- Exercise -
Examine the material below and count the lines that hold the word "PLATE". Report only the number.

** Begin Raw data **

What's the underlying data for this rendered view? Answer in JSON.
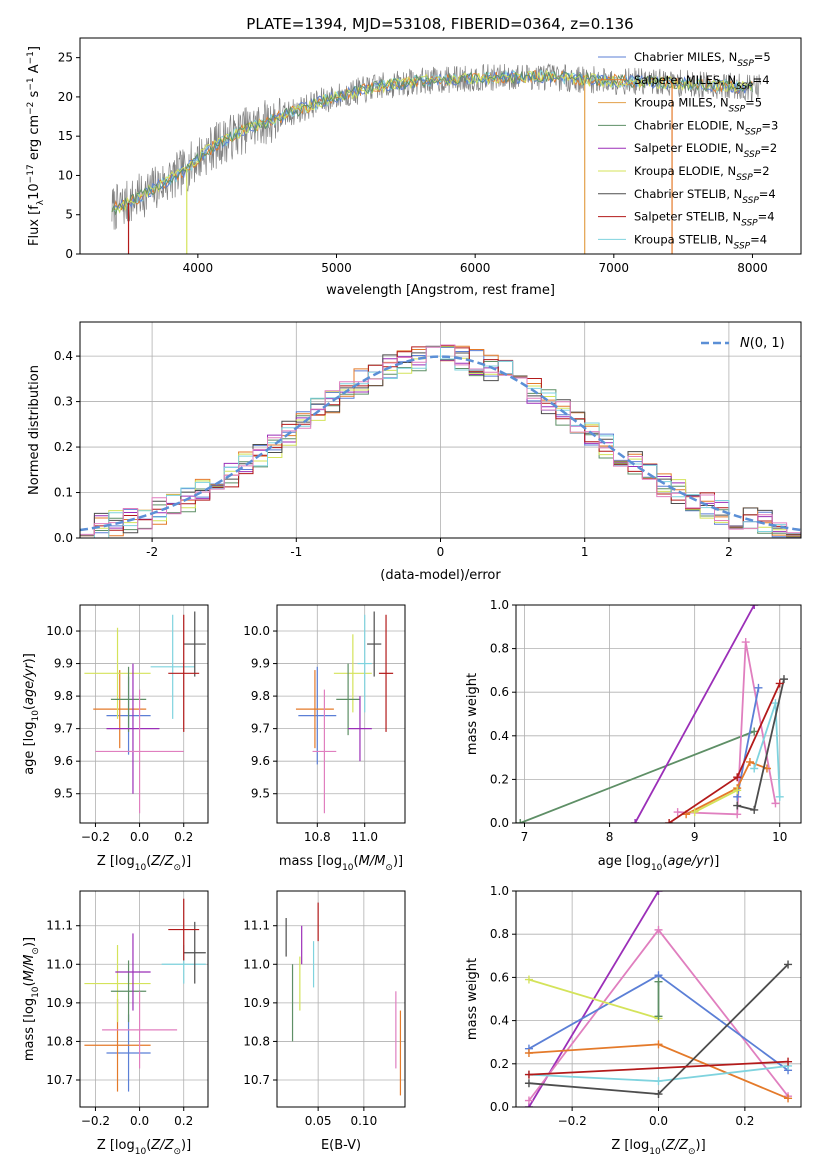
{
  "title": "PLATE=1394, MJD=53108, FIBERID=0364, z=0.136",
  "colors": {
    "chabrier_miles": "#5b7fd6",
    "salpeter_miles": "#e47a2a",
    "kroupa_miles": "#e3a04a",
    "chabrier_elodie": "#5e8f66",
    "salpeter_elodie": "#9b2fb8",
    "kroupa_elodie": "#d4e35a",
    "chabrier_stelib": "#4d4d4d",
    "salpeter_stelib": "#b31a1a",
    "kroupa_stelib": "#7fd3de",
    "pink": "#e07fbf",
    "gaussian": "#5b8fd6",
    "grid": "#b0b0b0",
    "spectrum_data": "#808080"
  },
  "chart_data": [
    {
      "id": "spectrum",
      "type": "line",
      "title": "PLATE=1394, MJD=53108, FIBERID=0364, z=0.136",
      "xlabel": "wavelength [Angstrom, rest frame]",
      "ylabel": "Flux [fλ10⁻¹⁷ erg cm⁻² s⁻¹ A⁻¹]",
      "xlim": [
        3150,
        8350
      ],
      "ylim": [
        0,
        27.5
      ],
      "xticks": [
        4000,
        5000,
        6000,
        7000,
        8000
      ],
      "yticks": [
        0,
        5,
        10,
        15,
        20,
        25
      ],
      "legend": {
        "position": "upper-right",
        "entries": [
          "Chabrier MILES, N_SSP=5",
          "Salpeter MILES, N_SSP=4",
          "Kroupa MILES, N_SSP=5",
          "Chabrier ELODIE, N_SSP=3",
          "Salpeter ELODIE, N_SSP=2",
          "Kroupa ELODIE, N_SSP=2",
          "Chabrier STELIB, N_SSP=4",
          "Salpeter STELIB, N_SSP=4",
          "Kroupa STELIB, N_SSP=4"
        ]
      },
      "continuum_x": [
        3350,
        3500,
        3700,
        3900,
        4000,
        4100,
        4300,
        4600,
        4900,
        5100,
        5300,
        5600,
        5900,
        6200,
        6500,
        6800,
        7100,
        7400,
        7700,
        8000,
        8100
      ],
      "continuum_y": [
        5.5,
        6.5,
        8.5,
        10.5,
        12.2,
        13.5,
        15.5,
        17.5,
        19.5,
        20.5,
        21.3,
        22.0,
        22.3,
        22.5,
        22.6,
        22.2,
        22.0,
        21.8,
        21.5,
        21.2,
        21.2
      ]
    },
    {
      "id": "residuals",
      "type": "histogram",
      "xlabel": "(data-model)/error",
      "ylabel": "Normed distribution",
      "xlim": [
        -2.5,
        2.5
      ],
      "ylim": [
        0,
        0.475
      ],
      "xticks": [
        -2,
        -1,
        0,
        1,
        2
      ],
      "yticks": [
        0.0,
        0.1,
        0.2,
        0.3,
        0.4
      ],
      "legend": {
        "position": "upper-right",
        "entries": [
          "N(0,1)"
        ]
      },
      "bin_width": 0.1
    },
    {
      "id": "age_vs_Z",
      "type": "errorbar",
      "xlabel": "Z [log10(Z/Z⊙)]",
      "ylabel": "age  [log10(age/yr)]",
      "xlim": [
        -0.27,
        0.31
      ],
      "ylim": [
        9.41,
        10.08
      ],
      "xticks": [
        -0.2,
        0.0,
        0.2
      ],
      "xticklabels": [
        "−0.2",
        "0.0",
        "0.2"
      ],
      "yticks": [
        9.5,
        9.6,
        9.7,
        9.8,
        9.9,
        10.0
      ],
      "points": [
        {
          "color": "chabrier_miles",
          "x": -0.05,
          "xerr": 0.1,
          "y": 9.74,
          "yerr": 0.12
        },
        {
          "color": "salpeter_miles",
          "x": -0.09,
          "xerr": 0.12,
          "y": 9.76,
          "yerr": 0.12
        },
        {
          "color": "kroupa_elodie",
          "x": -0.1,
          "xerr": 0.15,
          "y": 9.87,
          "yerr": 0.14
        },
        {
          "color": "chabrier_elodie",
          "x": -0.05,
          "xerr": 0.08,
          "y": 9.79,
          "yerr": 0.1
        },
        {
          "color": "salpeter_elodie",
          "x": -0.03,
          "xerr": 0.12,
          "y": 9.7,
          "yerr": 0.2
        },
        {
          "color": "pink",
          "x": 0.0,
          "xerr": 0.2,
          "y": 9.63,
          "yerr": 0.19
        },
        {
          "color": "kroupa_stelib",
          "x": 0.15,
          "xerr": 0.1,
          "y": 9.89,
          "yerr": 0.16
        },
        {
          "color": "chabrier_stelib",
          "x": 0.25,
          "xerr": 0.05,
          "y": 9.96,
          "yerr": 0.1
        },
        {
          "color": "salpeter_stelib",
          "x": 0.2,
          "xerr": 0.07,
          "y": 9.87,
          "yerr": 0.18
        }
      ]
    },
    {
      "id": "age_vs_mass",
      "type": "errorbar",
      "xlabel": "mass [log10(M/M⊙)]",
      "ylabel": "",
      "xlim": [
        10.63,
        11.17
      ],
      "ylim": [
        9.41,
        10.08
      ],
      "xticks": [
        10.8,
        11.0
      ],
      "xticklabels": [
        "10.8",
        "11.0"
      ],
      "yticks": [
        9.5,
        9.6,
        9.7,
        9.8,
        9.9,
        10.0
      ],
      "points": [
        {
          "color": "chabrier_miles",
          "x": 10.8,
          "xerr": 0.08,
          "y": 9.74,
          "yerr": 0.15
        },
        {
          "color": "salpeter_miles",
          "x": 10.79,
          "xerr": 0.08,
          "y": 9.76,
          "yerr": 0.12
        },
        {
          "color": "kroupa_elodie",
          "x": 10.95,
          "xerr": 0.08,
          "y": 9.87,
          "yerr": 0.12
        },
        {
          "color": "chabrier_elodie",
          "x": 10.93,
          "xerr": 0.05,
          "y": 9.79,
          "yerr": 0.11
        },
        {
          "color": "salpeter_elodie",
          "x": 10.98,
          "xerr": 0.05,
          "y": 9.7,
          "yerr": 0.1
        },
        {
          "color": "pink",
          "x": 10.83,
          "xerr": 0.05,
          "y": 9.63,
          "yerr": 0.19
        },
        {
          "color": "kroupa_stelib",
          "x": 11.0,
          "xerr": 0.03,
          "y": 9.9,
          "yerr": 0.15
        },
        {
          "color": "chabrier_stelib",
          "x": 11.04,
          "xerr": 0.03,
          "y": 9.96,
          "yerr": 0.1
        },
        {
          "color": "salpeter_stelib",
          "x": 11.09,
          "xerr": 0.03,
          "y": 9.87,
          "yerr": 0.18
        }
      ]
    },
    {
      "id": "mass_weight_vs_age",
      "type": "line",
      "xlabel": "age  [log10(age/yr)]",
      "ylabel": "mass weight",
      "xlim": [
        6.9,
        10.25
      ],
      "ylim": [
        0,
        1.0
      ],
      "xticks": [
        7,
        8,
        9,
        10
      ],
      "yticks": [
        0.0,
        0.2,
        0.4,
        0.6,
        0.8,
        1.0
      ],
      "series": [
        {
          "color": "chabrier_elodie",
          "x": [
            6.95,
            9.7
          ],
          "y": [
            0.0,
            0.42
          ]
        },
        {
          "color": "salpeter_elodie",
          "x": [
            8.3,
            9.7
          ],
          "y": [
            0.0,
            1.0
          ]
        },
        {
          "color": "pink",
          "x": [
            8.8,
            9.5,
            9.6,
            9.95
          ],
          "y": [
            0.05,
            0.04,
            0.83,
            0.09
          ]
        },
        {
          "color": "chabrier_miles",
          "x": [
            9.5,
            9.75
          ],
          "y": [
            0.12,
            0.62
          ]
        },
        {
          "color": "salpeter_miles",
          "x": [
            8.9,
            9.5,
            9.65,
            9.85
          ],
          "y": [
            0.04,
            0.16,
            0.28,
            0.25
          ]
        },
        {
          "color": "kroupa_elodie",
          "x": [
            9.0,
            9.5
          ],
          "y": [
            0.05,
            0.15
          ]
        },
        {
          "color": "kroupa_stelib",
          "x": [
            9.7,
            9.95,
            10.0
          ],
          "y": [
            0.25,
            0.55,
            0.12
          ]
        },
        {
          "color": "chabrier_stelib",
          "x": [
            9.5,
            9.7,
            10.05
          ],
          "y": [
            0.08,
            0.06,
            0.66
          ]
        },
        {
          "color": "salpeter_stelib",
          "x": [
            8.7,
            9.5,
            10.0
          ],
          "y": [
            0.0,
            0.21,
            0.64
          ]
        }
      ]
    },
    {
      "id": "mass_vs_Z",
      "type": "errorbar",
      "xlabel": "Z [log10(Z/Z⊙)]",
      "ylabel": "mass [log10(M/M⊙)]",
      "xlim": [
        -0.27,
        0.31
      ],
      "ylim": [
        10.63,
        11.19
      ],
      "xticks": [
        -0.2,
        0.0,
        0.2
      ],
      "xticklabels": [
        "−0.2",
        "0.0",
        "0.2"
      ],
      "yticks": [
        10.7,
        10.8,
        10.9,
        11.0,
        11.1
      ],
      "points": [
        {
          "color": "chabrier_miles",
          "x": -0.05,
          "xerr": 0.1,
          "y": 10.77,
          "yerr": 0.1
        },
        {
          "color": "salpeter_miles",
          "x": -0.1,
          "xerr": 0.15,
          "y": 10.79,
          "yerr": 0.12
        },
        {
          "color": "kroupa_elodie",
          "x": -0.1,
          "xerr": 0.15,
          "y": 10.95,
          "yerr": 0.1
        },
        {
          "color": "chabrier_elodie",
          "x": -0.05,
          "xerr": 0.08,
          "y": 10.93,
          "yerr": 0.08
        },
        {
          "color": "salpeter_elodie",
          "x": -0.03,
          "xerr": 0.08,
          "y": 10.98,
          "yerr": 0.1
        },
        {
          "color": "pink",
          "x": 0.0,
          "xerr": 0.17,
          "y": 10.83,
          "yerr": 0.1
        },
        {
          "color": "kroupa_stelib",
          "x": 0.2,
          "xerr": 0.1,
          "y": 11.0,
          "yerr": 0.05
        },
        {
          "color": "chabrier_stelib",
          "x": 0.25,
          "xerr": 0.05,
          "y": 11.03,
          "yerr": 0.08
        },
        {
          "color": "salpeter_stelib",
          "x": 0.2,
          "xerr": 0.07,
          "y": 11.09,
          "yerr": 0.08
        }
      ]
    },
    {
      "id": "mass_vs_ebv",
      "type": "errorbar",
      "xlabel": "E(B-V)",
      "ylabel": "",
      "xlim": [
        0.005,
        0.145
      ],
      "ylim": [
        10.63,
        11.19
      ],
      "xticks": [
        0.05,
        0.1
      ],
      "xticklabels": [
        "0.05",
        "0.10"
      ],
      "yticks": [
        10.7,
        10.8,
        10.9,
        11.0,
        11.1
      ],
      "points": [
        {
          "color": "chabrier_stelib",
          "x": 0.015,
          "xerr": 0,
          "y": 11.07,
          "yerr": 0.05
        },
        {
          "color": "chabrier_elodie",
          "x": 0.022,
          "xerr": 0,
          "y": 10.9,
          "yerr": 0.1
        },
        {
          "color": "kroupa_elodie",
          "x": 0.03,
          "xerr": 0,
          "y": 10.95,
          "yerr": 0.07
        },
        {
          "color": "salpeter_elodie",
          "x": 0.032,
          "xerr": 0,
          "y": 11.05,
          "yerr": 0.05
        },
        {
          "color": "kroupa_stelib",
          "x": 0.045,
          "xerr": 0,
          "y": 11.0,
          "yerr": 0.06
        },
        {
          "color": "salpeter_stelib",
          "x": 0.05,
          "xerr": 0,
          "y": 11.11,
          "yerr": 0.05
        },
        {
          "color": "pink",
          "x": 0.135,
          "xerr": 0,
          "y": 10.83,
          "yerr": 0.1
        },
        {
          "color": "salpeter_miles",
          "x": 0.14,
          "xerr": 0,
          "y": 10.77,
          "yerr": 0.11
        }
      ]
    },
    {
      "id": "mass_weight_vs_Z",
      "type": "line",
      "xlabel": "Z [log10(Z/Z⊙)]",
      "ylabel": "mass weight",
      "xlim": [
        -0.33,
        0.33
      ],
      "ylim": [
        0,
        1.0
      ],
      "xticks": [
        -0.2,
        0.0,
        0.2
      ],
      "xticklabels": [
        "−0.2",
        "0.0",
        "0.2"
      ],
      "yticks": [
        0.0,
        0.2,
        0.4,
        0.6,
        0.8,
        1.0
      ],
      "series": [
        {
          "color": "salpeter_elodie",
          "x": [
            -0.3,
            0.0
          ],
          "y": [
            0.0,
            1.0
          ]
        },
        {
          "color": "pink",
          "x": [
            -0.3,
            0.0,
            0.3
          ],
          "y": [
            0.03,
            0.82,
            0.05
          ]
        },
        {
          "color": "chabrier_miles",
          "x": [
            -0.3,
            0.0,
            0.3
          ],
          "y": [
            0.27,
            0.61,
            0.17
          ]
        },
        {
          "color": "kroupa_elodie",
          "x": [
            -0.3,
            0.0
          ],
          "y": [
            0.59,
            0.41
          ]
        },
        {
          "color": "salpeter_miles",
          "x": [
            -0.3,
            0.0,
            0.3
          ],
          "y": [
            0.25,
            0.29,
            0.04
          ]
        },
        {
          "color": "chabrier_elodie",
          "x": [
            0.0,
            0.0
          ],
          "y": [
            0.42,
            0.58
          ]
        },
        {
          "color": "kroupa_stelib",
          "x": [
            -0.3,
            0.0,
            0.3
          ],
          "y": [
            0.15,
            0.12,
            0.19
          ]
        },
        {
          "color": "chabrier_stelib",
          "x": [
            -0.3,
            0.0,
            0.3
          ],
          "y": [
            0.11,
            0.06,
            0.66
          ]
        },
        {
          "color": "salpeter_stelib",
          "x": [
            -0.3,
            0.3
          ],
          "y": [
            0.15,
            0.21
          ]
        }
      ]
    }
  ]
}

** End Raw data **

- Task solution -
2